> _Supplied information_:

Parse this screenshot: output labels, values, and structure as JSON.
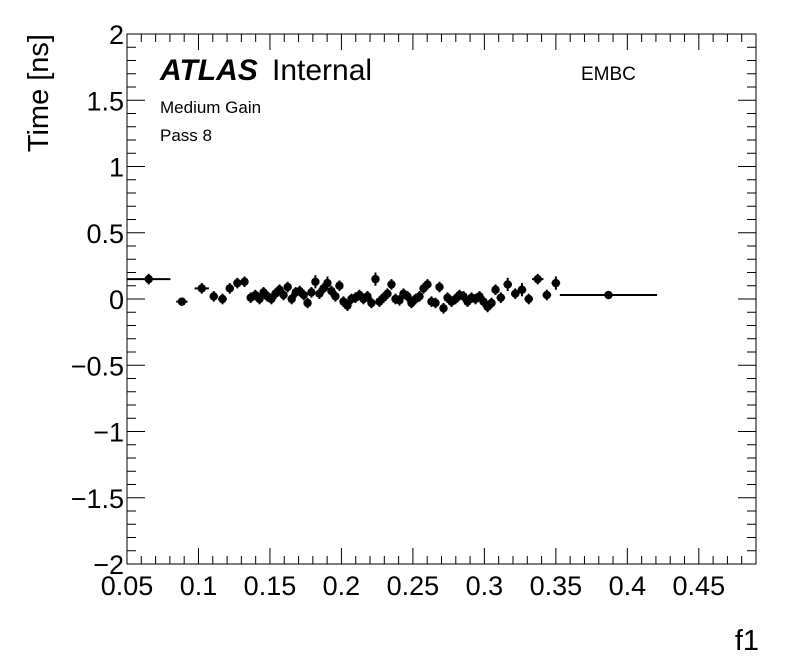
{
  "chart_data": {
    "type": "scatter",
    "xlabel": "f1",
    "ylabel": "Time [ns]",
    "xlim": [
      0.05,
      0.49
    ],
    "ylim": [
      -2,
      2
    ],
    "x_ticks": [
      "0.05",
      "0.1",
      "0.15",
      "0.2",
      "0.25",
      "0.3",
      "0.35",
      "0.4",
      "0.45"
    ],
    "y_ticks": [
      "2",
      "1.5",
      "1",
      "0.5",
      "0",
      "−0.5",
      "−1",
      "−1.5",
      "−2"
    ],
    "grid": false,
    "labels": {
      "atlas": "ATLAS",
      "atlas_status": "Internal",
      "region": "EMBC",
      "gain": "Medium Gain",
      "pass": "Pass 8"
    },
    "series": [
      {
        "points": [
          {
            "x": 0.0652,
            "xerr": 0.0152,
            "y": 0.15,
            "yerr": 0.04
          },
          {
            "x": 0.0884,
            "xerr": 0.004,
            "y": -0.02,
            "yerr": 0.03
          },
          {
            "x": 0.1023,
            "xerr": 0.005,
            "y": 0.08,
            "yerr": 0.04
          },
          {
            "x": 0.1107,
            "xerr": 0.003,
            "y": 0.02,
            "yerr": 0.04
          },
          {
            "x": 0.1168,
            "xerr": 0.003,
            "y": 0.0,
            "yerr": 0.04
          },
          {
            "x": 0.1219,
            "xerr": 0.003,
            "y": 0.08,
            "yerr": 0.04
          },
          {
            "x": 0.1272,
            "xerr": 0.002,
            "y": 0.12,
            "yerr": 0.04
          },
          {
            "x": 0.1322,
            "xerr": 0.002,
            "y": 0.13,
            "yerr": 0.04
          },
          {
            "x": 0.1365,
            "xerr": 0.002,
            "y": 0.01,
            "yerr": 0.04
          },
          {
            "x": 0.1398,
            "xerr": 0.002,
            "y": 0.03,
            "yerr": 0.04
          },
          {
            "x": 0.1427,
            "xerr": 0.002,
            "y": 0.0,
            "yerr": 0.04
          },
          {
            "x": 0.1455,
            "xerr": 0.002,
            "y": 0.05,
            "yerr": 0.04
          },
          {
            "x": 0.1482,
            "xerr": 0.002,
            "y": 0.02,
            "yerr": 0.04
          },
          {
            "x": 0.151,
            "xerr": 0.002,
            "y": 0.0,
            "yerr": 0.04
          },
          {
            "x": 0.1538,
            "xerr": 0.002,
            "y": 0.04,
            "yerr": 0.04
          },
          {
            "x": 0.1567,
            "xerr": 0.002,
            "y": 0.07,
            "yerr": 0.04
          },
          {
            "x": 0.1595,
            "xerr": 0.002,
            "y": 0.03,
            "yerr": 0.04
          },
          {
            "x": 0.1624,
            "xerr": 0.002,
            "y": 0.09,
            "yerr": 0.04
          },
          {
            "x": 0.1652,
            "xerr": 0.002,
            "y": 0.0,
            "yerr": 0.04
          },
          {
            "x": 0.168,
            "xerr": 0.002,
            "y": 0.05,
            "yerr": 0.04
          },
          {
            "x": 0.1708,
            "xerr": 0.002,
            "y": 0.06,
            "yerr": 0.04
          },
          {
            "x": 0.1736,
            "xerr": 0.002,
            "y": 0.03,
            "yerr": 0.04
          },
          {
            "x": 0.1763,
            "xerr": 0.002,
            "y": -0.03,
            "yerr": 0.04
          },
          {
            "x": 0.179,
            "xerr": 0.002,
            "y": 0.05,
            "yerr": 0.04
          },
          {
            "x": 0.1818,
            "xerr": 0.002,
            "y": 0.13,
            "yerr": 0.05
          },
          {
            "x": 0.1846,
            "xerr": 0.002,
            "y": 0.04,
            "yerr": 0.04
          },
          {
            "x": 0.1874,
            "xerr": 0.002,
            "y": 0.08,
            "yerr": 0.04
          },
          {
            "x": 0.1902,
            "xerr": 0.002,
            "y": 0.12,
            "yerr": 0.05
          },
          {
            "x": 0.193,
            "xerr": 0.002,
            "y": 0.06,
            "yerr": 0.04
          },
          {
            "x": 0.1958,
            "xerr": 0.002,
            "y": 0.02,
            "yerr": 0.04
          },
          {
            "x": 0.1986,
            "xerr": 0.002,
            "y": 0.1,
            "yerr": 0.04
          },
          {
            "x": 0.2014,
            "xerr": 0.002,
            "y": -0.02,
            "yerr": 0.04
          },
          {
            "x": 0.2042,
            "xerr": 0.002,
            "y": -0.05,
            "yerr": 0.04
          },
          {
            "x": 0.207,
            "xerr": 0.002,
            "y": 0.0,
            "yerr": 0.04
          },
          {
            "x": 0.2098,
            "xerr": 0.002,
            "y": 0.01,
            "yerr": 0.04
          },
          {
            "x": 0.2126,
            "xerr": 0.002,
            "y": 0.03,
            "yerr": 0.04
          },
          {
            "x": 0.2154,
            "xerr": 0.002,
            "y": 0.0,
            "yerr": 0.04
          },
          {
            "x": 0.2182,
            "xerr": 0.002,
            "y": 0.02,
            "yerr": 0.04
          },
          {
            "x": 0.221,
            "xerr": 0.002,
            "y": -0.03,
            "yerr": 0.04
          },
          {
            "x": 0.2238,
            "xerr": 0.002,
            "y": 0.15,
            "yerr": 0.05
          },
          {
            "x": 0.2266,
            "xerr": 0.002,
            "y": -0.02,
            "yerr": 0.04
          },
          {
            "x": 0.2294,
            "xerr": 0.002,
            "y": 0.01,
            "yerr": 0.04
          },
          {
            "x": 0.2322,
            "xerr": 0.002,
            "y": 0.04,
            "yerr": 0.04
          },
          {
            "x": 0.235,
            "xerr": 0.002,
            "y": 0.11,
            "yerr": 0.04
          },
          {
            "x": 0.2378,
            "xerr": 0.002,
            "y": 0.0,
            "yerr": 0.04
          },
          {
            "x": 0.2406,
            "xerr": 0.002,
            "y": -0.01,
            "yerr": 0.04
          },
          {
            "x": 0.2434,
            "xerr": 0.002,
            "y": 0.04,
            "yerr": 0.04
          },
          {
            "x": 0.2462,
            "xerr": 0.002,
            "y": 0.02,
            "yerr": 0.04
          },
          {
            "x": 0.249,
            "xerr": 0.002,
            "y": -0.03,
            "yerr": 0.04
          },
          {
            "x": 0.2518,
            "xerr": 0.002,
            "y": 0.0,
            "yerr": 0.04
          },
          {
            "x": 0.2546,
            "xerr": 0.002,
            "y": 0.02,
            "yerr": 0.04
          },
          {
            "x": 0.2574,
            "xerr": 0.002,
            "y": 0.08,
            "yerr": 0.04
          },
          {
            "x": 0.2602,
            "xerr": 0.002,
            "y": 0.11,
            "yerr": 0.04
          },
          {
            "x": 0.263,
            "xerr": 0.002,
            "y": -0.02,
            "yerr": 0.04
          },
          {
            "x": 0.2658,
            "xerr": 0.002,
            "y": -0.03,
            "yerr": 0.04
          },
          {
            "x": 0.2686,
            "xerr": 0.002,
            "y": 0.09,
            "yerr": 0.04
          },
          {
            "x": 0.2714,
            "xerr": 0.002,
            "y": -0.07,
            "yerr": 0.04
          },
          {
            "x": 0.2742,
            "xerr": 0.002,
            "y": 0.01,
            "yerr": 0.04
          },
          {
            "x": 0.277,
            "xerr": 0.002,
            "y": -0.02,
            "yerr": 0.04
          },
          {
            "x": 0.2798,
            "xerr": 0.002,
            "y": 0.0,
            "yerr": 0.04
          },
          {
            "x": 0.2826,
            "xerr": 0.002,
            "y": 0.03,
            "yerr": 0.04
          },
          {
            "x": 0.2854,
            "xerr": 0.002,
            "y": 0.02,
            "yerr": 0.04
          },
          {
            "x": 0.2882,
            "xerr": 0.002,
            "y": -0.02,
            "yerr": 0.04
          },
          {
            "x": 0.291,
            "xerr": 0.002,
            "y": 0.01,
            "yerr": 0.04
          },
          {
            "x": 0.2938,
            "xerr": 0.002,
            "y": 0.0,
            "yerr": 0.04
          },
          {
            "x": 0.2966,
            "xerr": 0.002,
            "y": 0.02,
            "yerr": 0.04
          },
          {
            "x": 0.2994,
            "xerr": 0.002,
            "y": -0.02,
            "yerr": 0.04
          },
          {
            "x": 0.3022,
            "xerr": 0.002,
            "y": -0.06,
            "yerr": 0.04
          },
          {
            "x": 0.305,
            "xerr": 0.002,
            "y": -0.03,
            "yerr": 0.04
          },
          {
            "x": 0.3078,
            "xerr": 0.002,
            "y": 0.07,
            "yerr": 0.04
          },
          {
            "x": 0.3115,
            "xerr": 0.003,
            "y": 0.01,
            "yerr": 0.04
          },
          {
            "x": 0.3163,
            "xerr": 0.003,
            "y": 0.11,
            "yerr": 0.05
          },
          {
            "x": 0.3216,
            "xerr": 0.003,
            "y": 0.04,
            "yerr": 0.04
          },
          {
            "x": 0.3263,
            "xerr": 0.003,
            "y": 0.07,
            "yerr": 0.05
          },
          {
            "x": 0.331,
            "xerr": 0.003,
            "y": 0.0,
            "yerr": 0.04
          },
          {
            "x": 0.3373,
            "xerr": 0.004,
            "y": 0.15,
            "yerr": 0.04
          },
          {
            "x": 0.3437,
            "xerr": 0.003,
            "y": 0.03,
            "yerr": 0.04
          },
          {
            "x": 0.35,
            "xerr": 0.003,
            "y": 0.12,
            "yerr": 0.05
          },
          {
            "x": 0.3868,
            "xerr": 0.034,
            "y": 0.03,
            "yerr": 0.02
          }
        ]
      }
    ]
  }
}
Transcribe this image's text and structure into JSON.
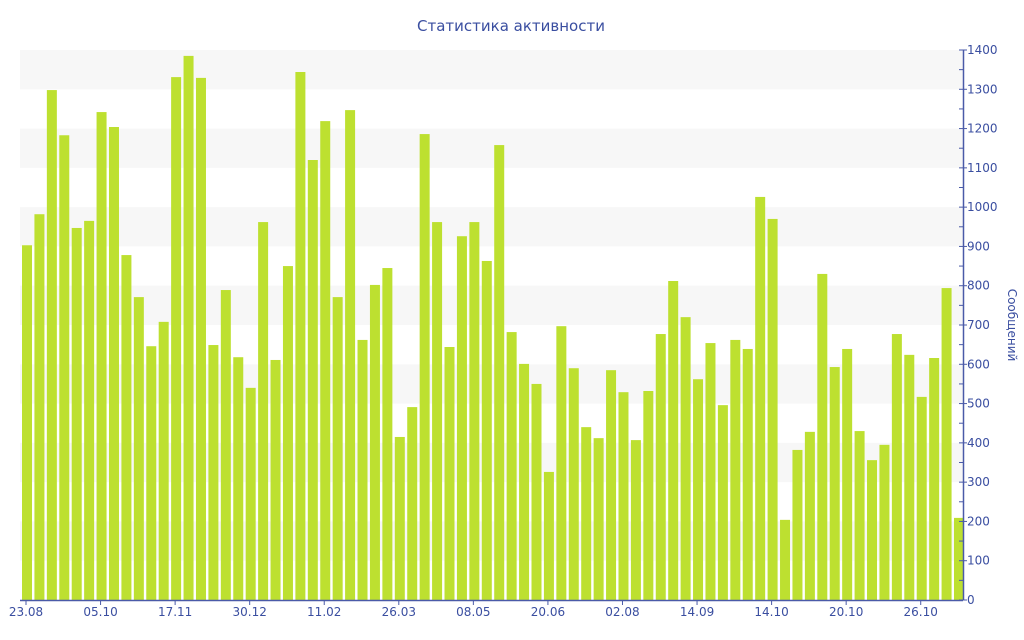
{
  "chart_data": {
    "type": "bar",
    "title": "Статистика активности",
    "xlabel": "",
    "ylabel": "Сообщений",
    "ylim": [
      0,
      1400
    ],
    "yticks": [
      0,
      100,
      200,
      300,
      400,
      500,
      600,
      700,
      800,
      900,
      1000,
      1100,
      1200,
      1300,
      1400
    ],
    "y_axis_position": "right",
    "grid": "alternating horizontal bands",
    "legend": "none",
    "x_tick_labels": [
      {
        "bar_index": 0,
        "label": "23.08"
      },
      {
        "bar_index": 6,
        "label": "05.10"
      },
      {
        "bar_index": 12,
        "label": "17.11"
      },
      {
        "bar_index": 18,
        "label": "30.12"
      },
      {
        "bar_index": 24,
        "label": "11.02"
      },
      {
        "bar_index": 30,
        "label": "26.03"
      },
      {
        "bar_index": 36,
        "label": "08.05"
      },
      {
        "bar_index": 42,
        "label": "20.06"
      },
      {
        "bar_index": 48,
        "label": "02.08"
      },
      {
        "bar_index": 54,
        "label": "14.09"
      },
      {
        "bar_index": 60,
        "label": "14.10"
      },
      {
        "bar_index": 66,
        "label": "20.10"
      },
      {
        "bar_index": 72,
        "label": "26.10"
      }
    ],
    "values": [
      903,
      982,
      1298,
      1183,
      947,
      965,
      1242,
      1204,
      878,
      771,
      646,
      708,
      1331,
      1385,
      1329,
      649,
      789,
      618,
      540,
      962,
      611,
      850,
      1344,
      1120,
      1219,
      771,
      1247,
      662,
      802,
      845,
      415,
      491,
      1186,
      962,
      644,
      926,
      962,
      863,
      1158,
      682,
      601,
      550,
      326,
      697,
      590,
      440,
      412,
      585,
      529,
      407,
      532,
      677,
      812,
      720,
      562,
      654,
      496,
      662,
      639,
      1026,
      970,
      204,
      382,
      428,
      830,
      593,
      639,
      430,
      356,
      395,
      677,
      624,
      517,
      616,
      794,
      209
    ],
    "colors": {
      "bar": "#bde030",
      "axis": "#4a5aa8",
      "band": "#f7f7f7",
      "text": "#3a4ea0"
    }
  }
}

> _Problem requirements_:
Only lines with the string "text" belong in your answer; copy each one.

> _Answer below_:
Transcribe this image's text and structure into JSON.
      "text": "#3a4ea0"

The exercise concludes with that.